[Excerpts from a figure dataset]
>> START

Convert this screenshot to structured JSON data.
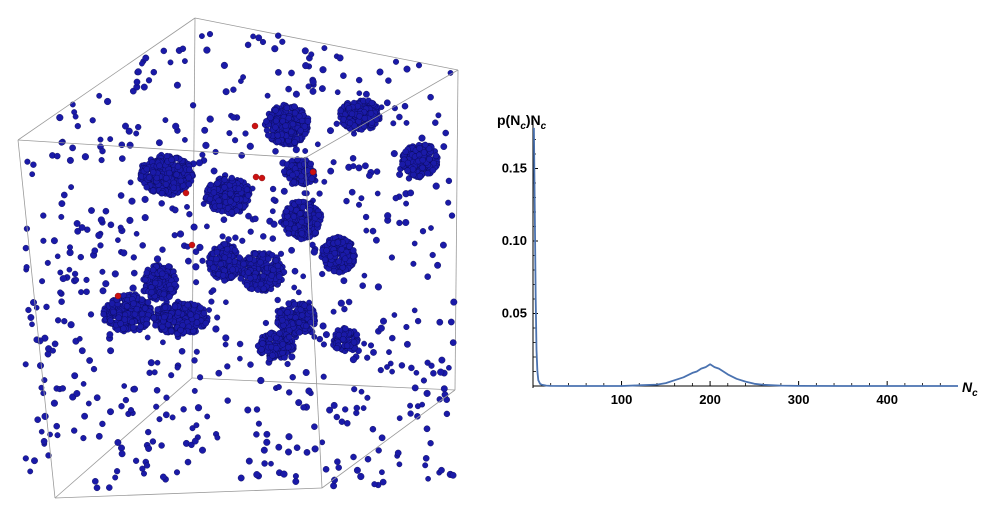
{
  "colors": {
    "particle": "#1a1aa8",
    "particle_edge": "#0a0a55",
    "highlight_particle": "#cc1111",
    "box_edge": "#9a9a9a",
    "series_line": "#4a72b0",
    "series_fill": "#8fb0dd",
    "axis": "#000000"
  },
  "scene": {
    "type": "3d particle snapshot",
    "particle_color_name": "blue",
    "highlight_color_name": "red"
  },
  "chart_data": {
    "type": "line",
    "ylabel": {
      "base": "p(N",
      "sub": "c",
      "mid": ")N",
      "sub2": "c"
    },
    "xlabel": {
      "base": "N",
      "sub": "c"
    },
    "xlim": [
      0,
      480
    ],
    "ylim": [
      0,
      0.18
    ],
    "x_ticks": [
      {
        "value": 100,
        "label": "100"
      },
      {
        "value": 200,
        "label": "200"
      },
      {
        "value": 300,
        "label": "300"
      },
      {
        "value": 400,
        "label": "400"
      }
    ],
    "y_ticks": [
      {
        "value": 0.05,
        "label": "0.05"
      },
      {
        "value": 0.1,
        "label": "0.10"
      },
      {
        "value": 0.15,
        "label": "0.15"
      }
    ],
    "series": [
      {
        "x": [
          1,
          2,
          3,
          4,
          5,
          6,
          8,
          10,
          15,
          20,
          40,
          60,
          80,
          100,
          120,
          140,
          150,
          160,
          170,
          180,
          185,
          190,
          195,
          200,
          205,
          210,
          215,
          220,
          230,
          240,
          250,
          260,
          280,
          300,
          350,
          400,
          450,
          480
        ],
        "y": [
          0.178,
          0.12,
          0.06,
          0.025,
          0.01,
          0.004,
          0.0015,
          0.0008,
          0.0003,
          0.0001,
          0.0,
          0.0,
          0.0,
          0.0,
          0.0005,
          0.001,
          0.002,
          0.004,
          0.006,
          0.009,
          0.01,
          0.012,
          0.013,
          0.015,
          0.013,
          0.012,
          0.01,
          0.008,
          0.005,
          0.003,
          0.0015,
          0.0008,
          0.0003,
          0.0001,
          0.0,
          0.0,
          0.0,
          0.0
        ]
      }
    ]
  }
}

>> END

Exercise directions:
Each line above is to be copied verbatim. Drop any image from the copy.

The output:
Convert this screenshot to structured JSON data.
{
  "colors": {
    "particle": "#1a1aa8",
    "particle_edge": "#0a0a55",
    "highlight_particle": "#cc1111",
    "box_edge": "#9a9a9a",
    "series_line": "#4a72b0",
    "series_fill": "#8fb0dd",
    "axis": "#000000"
  },
  "scene": {
    "type": "3d particle snapshot",
    "particle_color_name": "blue",
    "highlight_color_name": "red"
  },
  "chart_data": {
    "type": "line",
    "ylabel": {
      "base": "p(N",
      "sub": "c",
      "mid": ")N",
      "sub2": "c"
    },
    "xlabel": {
      "base": "N",
      "sub": "c"
    },
    "xlim": [
      0,
      480
    ],
    "ylim": [
      0,
      0.18
    ],
    "x_ticks": [
      {
        "value": 100,
        "label": "100"
      },
      {
        "value": 200,
        "label": "200"
      },
      {
        "value": 300,
        "label": "300"
      },
      {
        "value": 400,
        "label": "400"
      }
    ],
    "y_ticks": [
      {
        "value": 0.05,
        "label": "0.05"
      },
      {
        "value": 0.1,
        "label": "0.10"
      },
      {
        "value": 0.15,
        "label": "0.15"
      }
    ],
    "series": [
      {
        "x": [
          1,
          2,
          3,
          4,
          5,
          6,
          8,
          10,
          15,
          20,
          40,
          60,
          80,
          100,
          120,
          140,
          150,
          160,
          170,
          180,
          185,
          190,
          195,
          200,
          205,
          210,
          215,
          220,
          230,
          240,
          250,
          260,
          280,
          300,
          350,
          400,
          450,
          480
        ],
        "y": [
          0.178,
          0.12,
          0.06,
          0.025,
          0.01,
          0.004,
          0.0015,
          0.0008,
          0.0003,
          0.0001,
          0.0,
          0.0,
          0.0,
          0.0,
          0.0005,
          0.001,
          0.002,
          0.004,
          0.006,
          0.009,
          0.01,
          0.012,
          0.013,
          0.015,
          0.013,
          0.012,
          0.01,
          0.008,
          0.005,
          0.003,
          0.0015,
          0.0008,
          0.0003,
          0.0001,
          0.0,
          0.0,
          0.0,
          0.0
        ]
      }
    ]
  }
}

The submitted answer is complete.